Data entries
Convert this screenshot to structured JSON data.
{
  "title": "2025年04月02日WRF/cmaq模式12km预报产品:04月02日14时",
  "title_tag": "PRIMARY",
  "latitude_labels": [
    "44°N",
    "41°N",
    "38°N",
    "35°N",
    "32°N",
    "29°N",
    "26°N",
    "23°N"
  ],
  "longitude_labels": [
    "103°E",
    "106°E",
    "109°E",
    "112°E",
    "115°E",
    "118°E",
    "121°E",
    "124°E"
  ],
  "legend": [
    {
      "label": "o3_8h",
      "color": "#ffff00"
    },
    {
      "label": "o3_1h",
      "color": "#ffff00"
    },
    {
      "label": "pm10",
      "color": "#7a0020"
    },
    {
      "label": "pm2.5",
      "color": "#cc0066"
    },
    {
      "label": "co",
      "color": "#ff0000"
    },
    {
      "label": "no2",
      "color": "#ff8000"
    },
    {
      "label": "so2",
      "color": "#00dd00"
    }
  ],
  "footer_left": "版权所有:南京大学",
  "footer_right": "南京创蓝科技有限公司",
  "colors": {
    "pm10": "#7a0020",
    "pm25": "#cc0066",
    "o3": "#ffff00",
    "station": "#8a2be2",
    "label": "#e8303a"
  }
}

* [GIVEN EXERCISE] Reproduce every line of the data verbatim.

* [THE OUTPUT]
Convert this screenshot to structured JSON data.
{
  "title": "2025年04月02日WRF/cmaq模式12km预报产品:04月02日14时",
  "title_tag": "PRIMARY",
  "latitude_labels": [
    "44°N",
    "41°N",
    "38°N",
    "35°N",
    "32°N",
    "29°N",
    "26°N",
    "23°N"
  ],
  "longitude_labels": [
    "103°E",
    "106°E",
    "109°E",
    "112°E",
    "115°E",
    "118°E",
    "121°E",
    "124°E"
  ],
  "legend": [
    {
      "label": "o3_8h",
      "color": "#ffff00"
    },
    {
      "label": "o3_1h",
      "color": "#ffff00"
    },
    {
      "label": "pm10",
      "color": "#7a0020"
    },
    {
      "label": "pm2.5",
      "color": "#cc0066"
    },
    {
      "label": "co",
      "color": "#ff0000"
    },
    {
      "label": "no2",
      "color": "#ff8000"
    },
    {
      "label": "so2",
      "color": "#00dd00"
    }
  ],
  "footer_left": "版权所有:南京大学",
  "footer_right": "南京创蓝科技有限公司",
  "colors": {
    "pm10": "#7a0020",
    "pm25": "#cc0066",
    "o3": "#ffff00",
    "station": "#8a2be2",
    "label": "#e8303a"
  }
}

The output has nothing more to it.